— begin —

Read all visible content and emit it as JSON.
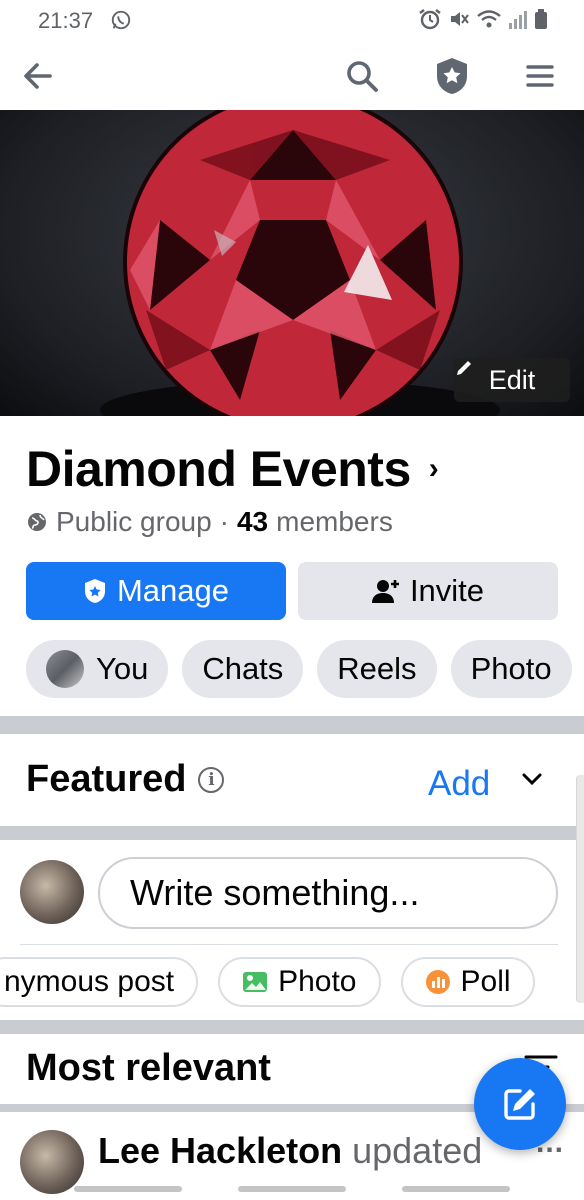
{
  "status_bar": {
    "time": "21:37"
  },
  "top_nav": {
    "back_icon": "arrow-left-icon",
    "search_icon": "search-icon",
    "admin_icon": "shield-star-icon",
    "menu_icon": "hamburger-icon"
  },
  "cover": {
    "edit_label": "Edit"
  },
  "group": {
    "name": "Diamond Events",
    "privacy": "Public group",
    "separator": "·",
    "member_count": "43",
    "members_label": "members"
  },
  "actions": {
    "manage_label": "Manage",
    "invite_label": "Invite"
  },
  "chips": [
    "You",
    "Chats",
    "Reels",
    "Photo"
  ],
  "featured": {
    "title": "Featured",
    "info_glyph": "i",
    "add_label": "Add"
  },
  "composer": {
    "placeholder": "Write something..."
  },
  "post_types": {
    "anonymous": "nymous post",
    "photo": "Photo",
    "poll": "Poll"
  },
  "feed": {
    "sort_title": "Most relevant",
    "post_author": "Lee Hackleton",
    "post_action": "updated",
    "more_glyph": "..."
  },
  "colors": {
    "brand_blue": "#1877f2",
    "chip_gray": "#e4e6eb",
    "muted_text": "#65676b"
  }
}
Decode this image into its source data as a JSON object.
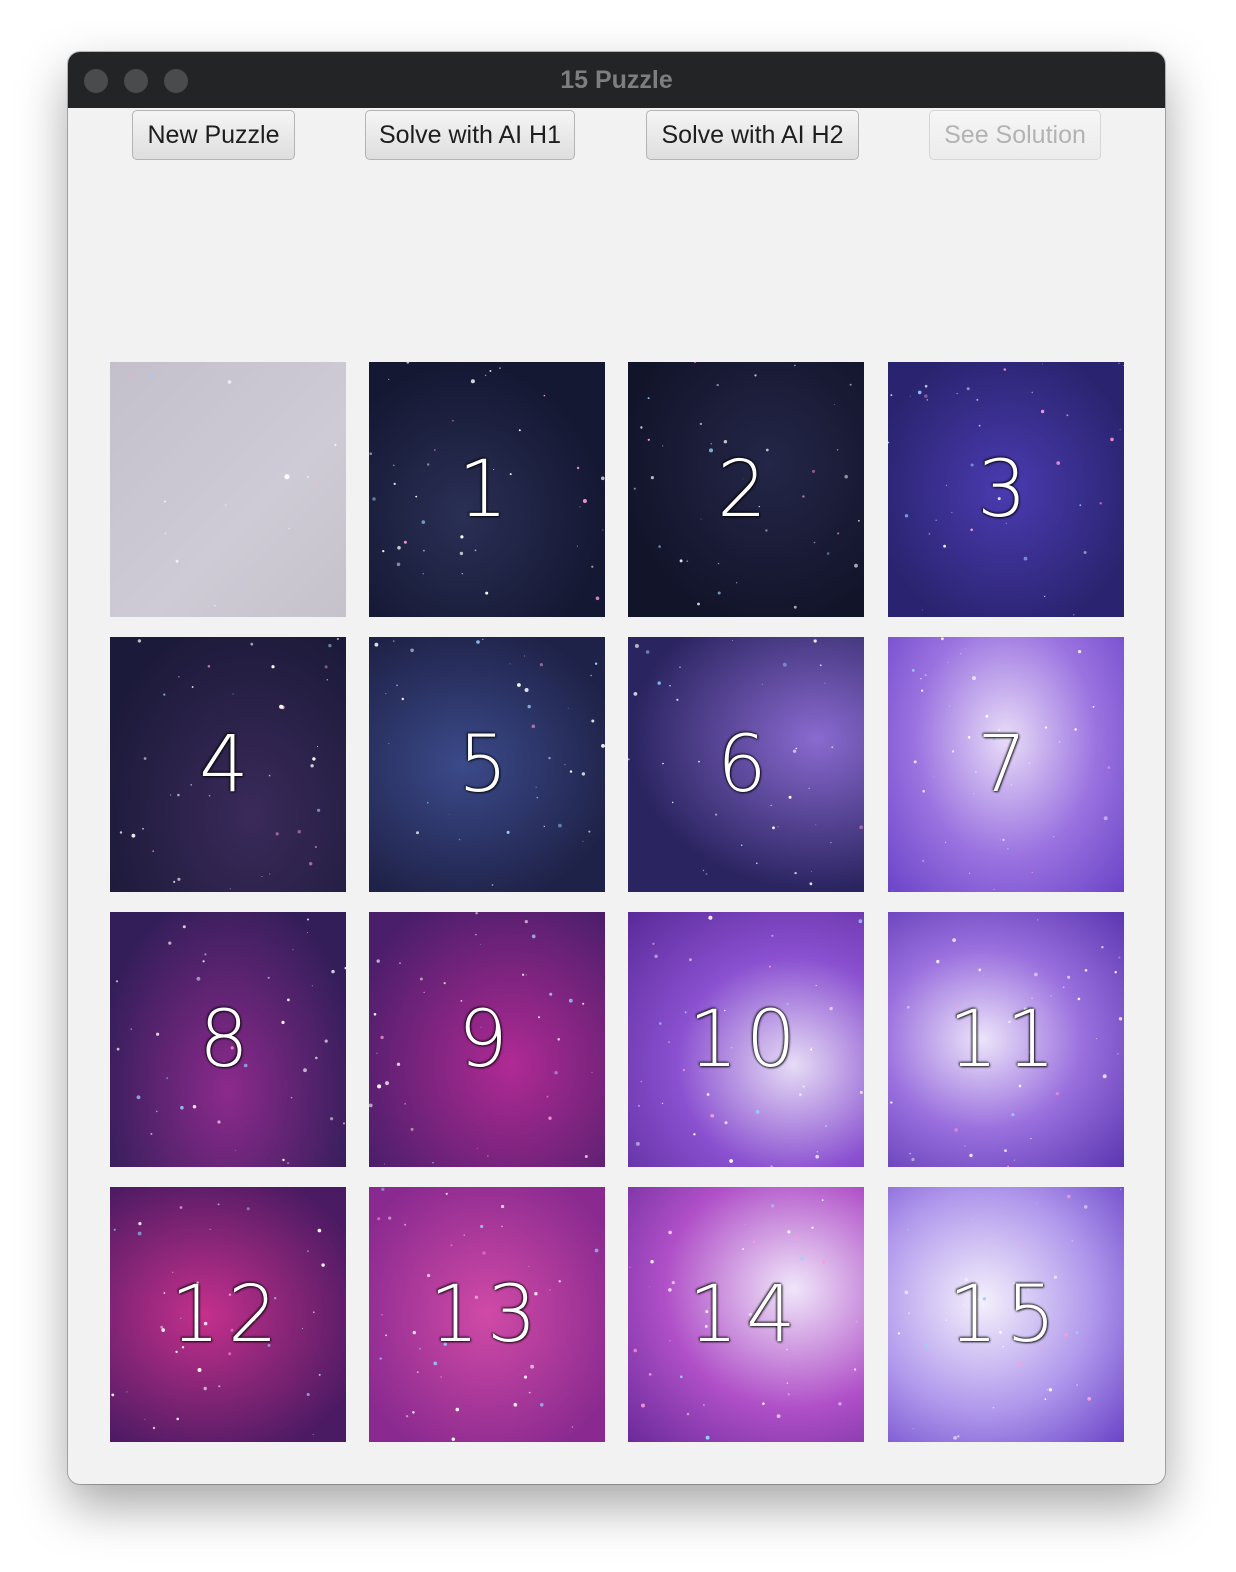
{
  "window": {
    "title": "15 Puzzle"
  },
  "toolbar": {
    "buttons": [
      {
        "label": "New Puzzle",
        "enabled": true
      },
      {
        "label": "Solve with AI H1",
        "enabled": true
      },
      {
        "label": "Solve with AI H2",
        "enabled": true
      },
      {
        "label": "See Solution",
        "enabled": false
      }
    ]
  },
  "board": {
    "rows": 4,
    "cols": 4,
    "tiles": [
      "",
      "1",
      "2",
      "3",
      "4",
      "5",
      "6",
      "7",
      "8",
      "9",
      "10",
      "11",
      "12",
      "13",
      "14",
      "15"
    ],
    "empty_tile_label": "",
    "colors": {
      "deep_space": "#171a35",
      "violet": "#5a2fb0",
      "magenta": "#c02a9a",
      "lavender": "#d8c8f0",
      "empty_overlay": "#c8c4cf"
    }
  }
}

— end —

- [Exercise objective] An exact transcription of all the entries is required, without the pictures.

- [Worked solution]
Read all visible content and emit it as JSON.
{
  "status_bar": {
    "time": "21:37"
  },
  "top_nav": {
    "back_icon": "arrow-left-icon",
    "search_icon": "search-icon",
    "admin_icon": "shield-star-icon",
    "menu_icon": "hamburger-icon"
  },
  "cover": {
    "edit_label": "Edit"
  },
  "group": {
    "name": "Diamond Events",
    "privacy": "Public group",
    "separator": "·",
    "member_count": "43",
    "members_label": "members"
  },
  "actions": {
    "manage_label": "Manage",
    "invite_label": "Invite"
  },
  "chips": [
    "You",
    "Chats",
    "Reels",
    "Photo"
  ],
  "featured": {
    "title": "Featured",
    "info_glyph": "i",
    "add_label": "Add"
  },
  "composer": {
    "placeholder": "Write something..."
  },
  "post_types": {
    "anonymous": "nymous post",
    "photo": "Photo",
    "poll": "Poll"
  },
  "feed": {
    "sort_title": "Most relevant",
    "post_author": "Lee Hackleton",
    "post_action": "updated",
    "more_glyph": "..."
  },
  "colors": {
    "brand_blue": "#1877f2",
    "chip_gray": "#e4e6eb",
    "muted_text": "#65676b"
  }
}
Decode this image into its source data as a JSON object.
{
  "window": {
    "title": "15 Puzzle"
  },
  "toolbar": {
    "buttons": [
      {
        "label": "New Puzzle",
        "enabled": true
      },
      {
        "label": "Solve with AI H1",
        "enabled": true
      },
      {
        "label": "Solve with AI H2",
        "enabled": true
      },
      {
        "label": "See Solution",
        "enabled": false
      }
    ]
  },
  "board": {
    "rows": 4,
    "cols": 4,
    "tiles": [
      "",
      "1",
      "2",
      "3",
      "4",
      "5",
      "6",
      "7",
      "8",
      "9",
      "10",
      "11",
      "12",
      "13",
      "14",
      "15"
    ],
    "empty_tile_label": "",
    "colors": {
      "deep_space": "#171a35",
      "violet": "#5a2fb0",
      "magenta": "#c02a9a",
      "lavender": "#d8c8f0",
      "empty_overlay": "#c8c4cf"
    }
  }
}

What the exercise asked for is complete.